_THE EXERCISE:_ Search the entries for the word "sided" and pull out each line that has it.

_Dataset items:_
## START

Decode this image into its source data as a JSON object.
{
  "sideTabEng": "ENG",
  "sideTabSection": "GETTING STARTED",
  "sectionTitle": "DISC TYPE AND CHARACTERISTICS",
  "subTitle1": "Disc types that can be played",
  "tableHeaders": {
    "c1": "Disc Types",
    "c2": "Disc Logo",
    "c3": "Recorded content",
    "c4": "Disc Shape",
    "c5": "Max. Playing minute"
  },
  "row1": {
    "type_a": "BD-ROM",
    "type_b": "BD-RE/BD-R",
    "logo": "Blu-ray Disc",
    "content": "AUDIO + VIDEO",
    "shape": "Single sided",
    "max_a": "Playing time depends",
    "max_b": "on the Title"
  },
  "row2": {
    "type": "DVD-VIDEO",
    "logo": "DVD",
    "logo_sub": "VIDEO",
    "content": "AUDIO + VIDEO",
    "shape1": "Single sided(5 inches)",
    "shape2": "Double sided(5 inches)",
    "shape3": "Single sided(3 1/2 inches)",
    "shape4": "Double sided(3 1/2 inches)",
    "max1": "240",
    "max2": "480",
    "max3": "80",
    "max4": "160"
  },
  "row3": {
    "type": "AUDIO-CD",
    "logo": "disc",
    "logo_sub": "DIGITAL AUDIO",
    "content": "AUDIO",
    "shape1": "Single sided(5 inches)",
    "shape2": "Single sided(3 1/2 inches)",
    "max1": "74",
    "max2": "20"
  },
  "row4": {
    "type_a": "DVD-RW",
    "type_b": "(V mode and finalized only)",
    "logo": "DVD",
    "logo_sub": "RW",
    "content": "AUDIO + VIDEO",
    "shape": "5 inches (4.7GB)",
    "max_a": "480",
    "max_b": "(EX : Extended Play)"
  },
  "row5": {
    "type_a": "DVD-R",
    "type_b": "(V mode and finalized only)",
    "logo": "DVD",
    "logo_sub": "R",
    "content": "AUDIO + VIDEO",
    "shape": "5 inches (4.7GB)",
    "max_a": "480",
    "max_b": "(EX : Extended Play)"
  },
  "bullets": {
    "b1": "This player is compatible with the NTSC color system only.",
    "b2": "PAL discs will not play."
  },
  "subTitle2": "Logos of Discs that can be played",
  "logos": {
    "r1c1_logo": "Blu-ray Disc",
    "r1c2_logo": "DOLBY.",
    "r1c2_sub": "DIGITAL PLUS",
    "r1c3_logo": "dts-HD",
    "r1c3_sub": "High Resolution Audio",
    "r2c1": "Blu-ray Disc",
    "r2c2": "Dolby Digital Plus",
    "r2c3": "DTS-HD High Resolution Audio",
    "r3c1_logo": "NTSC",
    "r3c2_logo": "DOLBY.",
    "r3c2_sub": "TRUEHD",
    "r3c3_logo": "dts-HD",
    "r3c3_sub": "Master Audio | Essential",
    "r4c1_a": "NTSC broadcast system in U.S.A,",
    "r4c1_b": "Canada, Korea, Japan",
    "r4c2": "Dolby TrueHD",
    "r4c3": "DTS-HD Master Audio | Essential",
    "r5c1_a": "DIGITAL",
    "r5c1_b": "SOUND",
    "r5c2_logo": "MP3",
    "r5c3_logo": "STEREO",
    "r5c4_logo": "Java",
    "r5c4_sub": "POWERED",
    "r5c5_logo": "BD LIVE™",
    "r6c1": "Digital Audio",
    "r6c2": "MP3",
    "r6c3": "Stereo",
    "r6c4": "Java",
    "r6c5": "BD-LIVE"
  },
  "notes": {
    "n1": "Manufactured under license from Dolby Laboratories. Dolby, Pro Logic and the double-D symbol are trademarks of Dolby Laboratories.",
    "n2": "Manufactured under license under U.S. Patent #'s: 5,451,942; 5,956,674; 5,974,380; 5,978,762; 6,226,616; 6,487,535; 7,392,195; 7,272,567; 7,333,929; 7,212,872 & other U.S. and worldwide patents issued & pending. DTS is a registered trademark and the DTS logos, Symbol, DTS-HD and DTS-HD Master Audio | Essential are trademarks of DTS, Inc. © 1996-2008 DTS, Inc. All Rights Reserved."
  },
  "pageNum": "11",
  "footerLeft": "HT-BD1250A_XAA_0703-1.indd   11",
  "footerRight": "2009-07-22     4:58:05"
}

## END

_TASK ANSWER:_
    "shape": "Single sided",
    "shape1": "Single sided(5 inches)",
    "shape2": "Double sided(5 inches)",
    "shape3": "Single sided(3 1/2 inches)",
    "shape4": "Double sided(3 1/2 inches)",
    "shape1": "Single sided(5 inches)",
    "shape2": "Single sided(3 1/2 inches)",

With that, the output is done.